* Excerpted records *

══════════

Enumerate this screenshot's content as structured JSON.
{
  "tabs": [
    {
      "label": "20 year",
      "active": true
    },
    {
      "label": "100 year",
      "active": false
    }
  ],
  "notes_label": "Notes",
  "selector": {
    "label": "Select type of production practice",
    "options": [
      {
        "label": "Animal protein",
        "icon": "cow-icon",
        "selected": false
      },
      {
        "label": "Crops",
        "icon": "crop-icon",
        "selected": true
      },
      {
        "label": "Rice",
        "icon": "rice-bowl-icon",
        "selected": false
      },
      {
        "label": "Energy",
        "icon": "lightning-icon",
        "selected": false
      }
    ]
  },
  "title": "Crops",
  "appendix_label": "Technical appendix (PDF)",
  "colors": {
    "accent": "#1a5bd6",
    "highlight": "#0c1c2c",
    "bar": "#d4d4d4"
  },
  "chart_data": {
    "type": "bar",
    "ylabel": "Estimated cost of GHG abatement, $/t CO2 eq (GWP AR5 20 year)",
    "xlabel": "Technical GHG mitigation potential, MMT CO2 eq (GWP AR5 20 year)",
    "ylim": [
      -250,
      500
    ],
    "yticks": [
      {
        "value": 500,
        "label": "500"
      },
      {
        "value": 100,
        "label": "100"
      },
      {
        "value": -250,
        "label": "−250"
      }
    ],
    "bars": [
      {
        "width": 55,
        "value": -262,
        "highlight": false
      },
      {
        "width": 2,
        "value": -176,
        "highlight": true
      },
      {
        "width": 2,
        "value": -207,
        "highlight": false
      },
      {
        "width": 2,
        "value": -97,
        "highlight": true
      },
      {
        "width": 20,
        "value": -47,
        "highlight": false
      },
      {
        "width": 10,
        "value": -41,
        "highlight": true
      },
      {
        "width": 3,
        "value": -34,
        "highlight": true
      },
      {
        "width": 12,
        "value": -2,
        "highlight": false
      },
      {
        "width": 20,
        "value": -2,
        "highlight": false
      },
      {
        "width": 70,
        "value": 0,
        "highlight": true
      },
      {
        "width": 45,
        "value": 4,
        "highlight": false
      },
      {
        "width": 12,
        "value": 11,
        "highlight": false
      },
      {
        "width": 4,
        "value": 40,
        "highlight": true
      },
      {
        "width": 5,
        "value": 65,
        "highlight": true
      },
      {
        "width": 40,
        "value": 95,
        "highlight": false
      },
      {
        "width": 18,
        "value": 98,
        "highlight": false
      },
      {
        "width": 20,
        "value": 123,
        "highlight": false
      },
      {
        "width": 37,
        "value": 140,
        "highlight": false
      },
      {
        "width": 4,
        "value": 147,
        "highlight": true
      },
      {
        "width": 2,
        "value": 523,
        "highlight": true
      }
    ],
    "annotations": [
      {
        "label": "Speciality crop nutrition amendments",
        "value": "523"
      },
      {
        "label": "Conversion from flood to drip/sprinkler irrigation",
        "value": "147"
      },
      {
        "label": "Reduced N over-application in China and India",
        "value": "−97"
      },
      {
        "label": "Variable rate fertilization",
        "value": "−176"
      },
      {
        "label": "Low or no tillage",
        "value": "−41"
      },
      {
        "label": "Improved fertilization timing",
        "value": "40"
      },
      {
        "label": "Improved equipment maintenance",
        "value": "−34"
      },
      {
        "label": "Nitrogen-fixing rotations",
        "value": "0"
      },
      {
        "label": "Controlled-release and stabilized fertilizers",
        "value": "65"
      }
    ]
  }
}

══════════

* Task prompt *
The word to find is "Technical". Copy every line of the data that holds it.

* Exercise result *
  "appendix_label": "Technical appendix (PDF)",
    "xlabel": "Technical GHG mitigation potential, MMT CO2 eq (GWP AR5 20 year)",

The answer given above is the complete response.